• **REQUEST**: Will you write out all the entries below exactly?

• **RECORDS PROVIDED**:
* * * *
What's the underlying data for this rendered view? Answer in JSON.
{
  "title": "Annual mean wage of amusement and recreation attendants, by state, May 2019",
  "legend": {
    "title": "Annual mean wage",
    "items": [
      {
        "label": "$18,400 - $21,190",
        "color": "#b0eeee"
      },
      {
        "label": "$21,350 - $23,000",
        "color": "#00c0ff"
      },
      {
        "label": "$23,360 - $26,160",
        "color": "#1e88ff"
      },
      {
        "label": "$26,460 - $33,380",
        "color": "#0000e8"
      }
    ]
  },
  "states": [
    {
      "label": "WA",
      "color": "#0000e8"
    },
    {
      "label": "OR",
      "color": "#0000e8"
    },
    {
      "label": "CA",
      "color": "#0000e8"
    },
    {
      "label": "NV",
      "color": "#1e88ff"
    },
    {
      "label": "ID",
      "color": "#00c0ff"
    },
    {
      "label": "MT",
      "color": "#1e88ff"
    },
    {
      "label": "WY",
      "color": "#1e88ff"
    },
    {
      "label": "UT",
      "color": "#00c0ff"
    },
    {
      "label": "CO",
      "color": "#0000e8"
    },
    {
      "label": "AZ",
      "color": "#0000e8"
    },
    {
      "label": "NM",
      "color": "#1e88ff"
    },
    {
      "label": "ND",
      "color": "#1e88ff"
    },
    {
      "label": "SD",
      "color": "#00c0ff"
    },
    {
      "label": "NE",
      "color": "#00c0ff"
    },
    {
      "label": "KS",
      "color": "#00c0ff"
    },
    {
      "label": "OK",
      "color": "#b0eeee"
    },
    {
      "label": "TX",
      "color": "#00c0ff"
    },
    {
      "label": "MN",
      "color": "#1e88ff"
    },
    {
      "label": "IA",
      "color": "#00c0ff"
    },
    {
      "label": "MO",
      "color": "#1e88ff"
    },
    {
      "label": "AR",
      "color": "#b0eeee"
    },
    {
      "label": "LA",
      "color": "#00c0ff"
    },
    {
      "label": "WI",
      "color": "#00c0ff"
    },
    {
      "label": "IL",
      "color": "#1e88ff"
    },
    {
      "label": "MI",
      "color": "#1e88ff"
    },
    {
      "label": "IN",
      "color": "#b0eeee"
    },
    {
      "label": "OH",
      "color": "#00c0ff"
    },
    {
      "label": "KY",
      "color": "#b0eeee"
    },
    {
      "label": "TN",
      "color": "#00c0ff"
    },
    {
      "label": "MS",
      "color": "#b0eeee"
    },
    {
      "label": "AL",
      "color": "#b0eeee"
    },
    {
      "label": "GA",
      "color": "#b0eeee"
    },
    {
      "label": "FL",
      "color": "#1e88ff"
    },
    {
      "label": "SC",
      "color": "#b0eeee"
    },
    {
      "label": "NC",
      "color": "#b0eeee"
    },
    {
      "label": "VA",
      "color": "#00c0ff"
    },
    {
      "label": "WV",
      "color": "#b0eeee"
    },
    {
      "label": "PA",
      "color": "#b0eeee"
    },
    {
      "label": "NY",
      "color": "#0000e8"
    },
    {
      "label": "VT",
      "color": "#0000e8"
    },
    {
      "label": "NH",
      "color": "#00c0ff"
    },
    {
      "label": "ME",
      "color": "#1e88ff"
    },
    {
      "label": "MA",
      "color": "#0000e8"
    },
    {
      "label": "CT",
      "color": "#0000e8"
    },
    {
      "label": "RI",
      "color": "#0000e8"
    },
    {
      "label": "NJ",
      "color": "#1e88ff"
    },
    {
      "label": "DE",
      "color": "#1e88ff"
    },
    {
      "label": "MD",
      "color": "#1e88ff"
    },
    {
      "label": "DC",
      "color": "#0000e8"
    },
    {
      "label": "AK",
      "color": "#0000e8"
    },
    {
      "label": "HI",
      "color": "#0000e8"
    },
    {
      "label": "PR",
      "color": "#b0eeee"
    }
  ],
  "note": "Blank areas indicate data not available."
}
* * * *
• **EXERCISE OUTPUT**:
What's the underlying data for this rendered view? Answer in JSON.
{
  "title": "Annual mean wage of amusement and recreation attendants, by state, May 2019",
  "legend": {
    "title": "Annual mean wage",
    "items": [
      {
        "label": "$18,400 - $21,190",
        "color": "#b0eeee"
      },
      {
        "label": "$21,350 - $23,000",
        "color": "#00c0ff"
      },
      {
        "label": "$23,360 - $26,160",
        "color": "#1e88ff"
      },
      {
        "label": "$26,460 - $33,380",
        "color": "#0000e8"
      }
    ]
  },
  "states": [
    {
      "label": "WA",
      "color": "#0000e8"
    },
    {
      "label": "OR",
      "color": "#0000e8"
    },
    {
      "label": "CA",
      "color": "#0000e8"
    },
    {
      "label": "NV",
      "color": "#1e88ff"
    },
    {
      "label": "ID",
      "color": "#00c0ff"
    },
    {
      "label": "MT",
      "color": "#1e88ff"
    },
    {
      "label": "WY",
      "color": "#1e88ff"
    },
    {
      "label": "UT",
      "color": "#00c0ff"
    },
    {
      "label": "CO",
      "color": "#0000e8"
    },
    {
      "label": "AZ",
      "color": "#0000e8"
    },
    {
      "label": "NM",
      "color": "#1e88ff"
    },
    {
      "label": "ND",
      "color": "#1e88ff"
    },
    {
      "label": "SD",
      "color": "#00c0ff"
    },
    {
      "label": "NE",
      "color": "#00c0ff"
    },
    {
      "label": "KS",
      "color": "#00c0ff"
    },
    {
      "label": "OK",
      "color": "#b0eeee"
    },
    {
      "label": "TX",
      "color": "#00c0ff"
    },
    {
      "label": "MN",
      "color": "#1e88ff"
    },
    {
      "label": "IA",
      "color": "#00c0ff"
    },
    {
      "label": "MO",
      "color": "#1e88ff"
    },
    {
      "label": "AR",
      "color": "#b0eeee"
    },
    {
      "label": "LA",
      "color": "#00c0ff"
    },
    {
      "label": "WI",
      "color": "#00c0ff"
    },
    {
      "label": "IL",
      "color": "#1e88ff"
    },
    {
      "label": "MI",
      "color": "#1e88ff"
    },
    {
      "label": "IN",
      "color": "#b0eeee"
    },
    {
      "label": "OH",
      "color": "#00c0ff"
    },
    {
      "label": "KY",
      "color": "#b0eeee"
    },
    {
      "label": "TN",
      "color": "#00c0ff"
    },
    {
      "label": "MS",
      "color": "#b0eeee"
    },
    {
      "label": "AL",
      "color": "#b0eeee"
    },
    {
      "label": "GA",
      "color": "#b0eeee"
    },
    {
      "label": "FL",
      "color": "#1e88ff"
    },
    {
      "label": "SC",
      "color": "#b0eeee"
    },
    {
      "label": "NC",
      "color": "#b0eeee"
    },
    {
      "label": "VA",
      "color": "#00c0ff"
    },
    {
      "label": "WV",
      "color": "#b0eeee"
    },
    {
      "label": "PA",
      "color": "#b0eeee"
    },
    {
      "label": "NY",
      "color": "#0000e8"
    },
    {
      "label": "VT",
      "color": "#0000e8"
    },
    {
      "label": "NH",
      "color": "#00c0ff"
    },
    {
      "label": "ME",
      "color": "#1e88ff"
    },
    {
      "label": "MA",
      "color": "#0000e8"
    },
    {
      "label": "CT",
      "color": "#0000e8"
    },
    {
      "label": "RI",
      "color": "#0000e8"
    },
    {
      "label": "NJ",
      "color": "#1e88ff"
    },
    {
      "label": "DE",
      "color": "#1e88ff"
    },
    {
      "label": "MD",
      "color": "#1e88ff"
    },
    {
      "label": "DC",
      "color": "#0000e8"
    },
    {
      "label": "AK",
      "color": "#0000e8"
    },
    {
      "label": "HI",
      "color": "#0000e8"
    },
    {
      "label": "PR",
      "color": "#b0eeee"
    }
  ],
  "note": "Blank areas indicate data not available."
}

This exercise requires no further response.